Challenge: Using the listing below, select the lines with the word "Nadel" and copy them.

Source records:
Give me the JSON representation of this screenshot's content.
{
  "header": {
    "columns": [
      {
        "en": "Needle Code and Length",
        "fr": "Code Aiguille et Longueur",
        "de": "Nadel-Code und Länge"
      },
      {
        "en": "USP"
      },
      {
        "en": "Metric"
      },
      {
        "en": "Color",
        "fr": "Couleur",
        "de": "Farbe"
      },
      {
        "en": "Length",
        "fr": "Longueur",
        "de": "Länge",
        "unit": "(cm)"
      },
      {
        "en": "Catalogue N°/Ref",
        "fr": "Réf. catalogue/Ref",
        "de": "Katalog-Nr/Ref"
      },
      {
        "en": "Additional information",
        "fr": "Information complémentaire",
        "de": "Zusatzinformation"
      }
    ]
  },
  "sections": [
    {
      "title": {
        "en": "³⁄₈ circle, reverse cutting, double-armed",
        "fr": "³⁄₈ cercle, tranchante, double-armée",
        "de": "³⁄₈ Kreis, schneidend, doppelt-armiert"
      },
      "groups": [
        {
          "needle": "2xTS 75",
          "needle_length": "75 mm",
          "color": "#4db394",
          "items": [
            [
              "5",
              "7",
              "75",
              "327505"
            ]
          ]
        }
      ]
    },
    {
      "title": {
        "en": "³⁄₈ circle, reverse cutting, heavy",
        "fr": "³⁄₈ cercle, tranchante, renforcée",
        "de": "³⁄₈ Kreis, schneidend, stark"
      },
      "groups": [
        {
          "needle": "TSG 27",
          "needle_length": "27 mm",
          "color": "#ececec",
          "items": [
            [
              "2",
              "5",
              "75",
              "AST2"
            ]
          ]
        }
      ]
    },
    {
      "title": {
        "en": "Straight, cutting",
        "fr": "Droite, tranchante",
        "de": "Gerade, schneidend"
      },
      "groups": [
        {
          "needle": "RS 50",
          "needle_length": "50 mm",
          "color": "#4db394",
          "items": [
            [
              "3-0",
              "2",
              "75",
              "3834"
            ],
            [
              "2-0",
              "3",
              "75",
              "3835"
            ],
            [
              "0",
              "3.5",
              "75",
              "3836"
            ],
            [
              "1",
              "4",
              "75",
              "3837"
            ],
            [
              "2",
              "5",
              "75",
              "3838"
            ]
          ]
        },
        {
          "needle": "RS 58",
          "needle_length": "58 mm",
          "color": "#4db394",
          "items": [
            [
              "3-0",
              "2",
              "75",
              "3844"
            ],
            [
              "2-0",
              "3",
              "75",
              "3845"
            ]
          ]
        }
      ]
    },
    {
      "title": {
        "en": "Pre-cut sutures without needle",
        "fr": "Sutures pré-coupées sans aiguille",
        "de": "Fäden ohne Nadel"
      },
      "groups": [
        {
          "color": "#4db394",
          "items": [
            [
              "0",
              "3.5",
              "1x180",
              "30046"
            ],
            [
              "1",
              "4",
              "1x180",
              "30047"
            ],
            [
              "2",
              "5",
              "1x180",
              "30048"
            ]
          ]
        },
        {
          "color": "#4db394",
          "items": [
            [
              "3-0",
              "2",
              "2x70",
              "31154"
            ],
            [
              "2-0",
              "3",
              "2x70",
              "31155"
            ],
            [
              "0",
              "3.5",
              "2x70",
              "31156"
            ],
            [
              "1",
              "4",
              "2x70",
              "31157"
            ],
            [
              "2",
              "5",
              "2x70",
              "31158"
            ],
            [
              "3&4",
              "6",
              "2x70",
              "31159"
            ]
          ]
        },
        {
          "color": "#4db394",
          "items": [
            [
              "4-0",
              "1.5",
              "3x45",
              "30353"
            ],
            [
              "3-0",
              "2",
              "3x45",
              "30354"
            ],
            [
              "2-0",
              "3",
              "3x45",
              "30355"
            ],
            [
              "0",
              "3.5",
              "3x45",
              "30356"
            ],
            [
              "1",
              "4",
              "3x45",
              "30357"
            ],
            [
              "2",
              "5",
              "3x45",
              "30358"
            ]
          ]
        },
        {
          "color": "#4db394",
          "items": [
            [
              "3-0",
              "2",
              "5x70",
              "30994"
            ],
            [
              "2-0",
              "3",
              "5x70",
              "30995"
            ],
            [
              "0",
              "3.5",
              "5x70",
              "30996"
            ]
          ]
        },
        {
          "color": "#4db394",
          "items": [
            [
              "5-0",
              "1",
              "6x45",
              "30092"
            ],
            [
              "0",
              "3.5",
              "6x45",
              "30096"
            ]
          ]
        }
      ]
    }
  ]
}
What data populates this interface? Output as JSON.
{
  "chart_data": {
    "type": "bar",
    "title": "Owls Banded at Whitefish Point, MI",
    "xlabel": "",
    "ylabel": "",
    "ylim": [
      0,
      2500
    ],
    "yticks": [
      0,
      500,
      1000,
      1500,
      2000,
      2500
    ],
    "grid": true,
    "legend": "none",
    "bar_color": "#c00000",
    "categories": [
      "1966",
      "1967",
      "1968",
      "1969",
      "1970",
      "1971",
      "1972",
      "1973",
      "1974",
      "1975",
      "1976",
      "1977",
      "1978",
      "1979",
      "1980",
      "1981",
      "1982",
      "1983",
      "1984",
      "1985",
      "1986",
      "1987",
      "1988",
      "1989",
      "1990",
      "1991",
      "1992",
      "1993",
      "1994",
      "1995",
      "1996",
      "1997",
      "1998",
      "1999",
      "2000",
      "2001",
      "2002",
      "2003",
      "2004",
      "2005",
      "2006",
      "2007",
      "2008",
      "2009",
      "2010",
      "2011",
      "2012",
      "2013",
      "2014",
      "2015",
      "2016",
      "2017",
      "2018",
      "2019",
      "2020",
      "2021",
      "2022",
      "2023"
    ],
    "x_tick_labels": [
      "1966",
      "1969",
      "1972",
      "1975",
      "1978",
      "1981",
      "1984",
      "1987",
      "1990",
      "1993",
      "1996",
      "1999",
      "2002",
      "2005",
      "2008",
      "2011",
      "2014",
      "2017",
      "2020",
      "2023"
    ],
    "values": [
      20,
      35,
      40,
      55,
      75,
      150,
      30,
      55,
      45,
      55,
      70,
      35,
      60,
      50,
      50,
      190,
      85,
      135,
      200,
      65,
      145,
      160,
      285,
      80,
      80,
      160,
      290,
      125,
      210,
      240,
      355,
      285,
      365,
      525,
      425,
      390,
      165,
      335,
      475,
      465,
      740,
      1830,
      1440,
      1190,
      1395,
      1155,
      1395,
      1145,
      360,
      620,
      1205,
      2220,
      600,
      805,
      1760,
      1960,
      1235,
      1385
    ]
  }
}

The response:
        "de": "Nadel-Code und Länge"
        "de": "Fäden ohne Nadel"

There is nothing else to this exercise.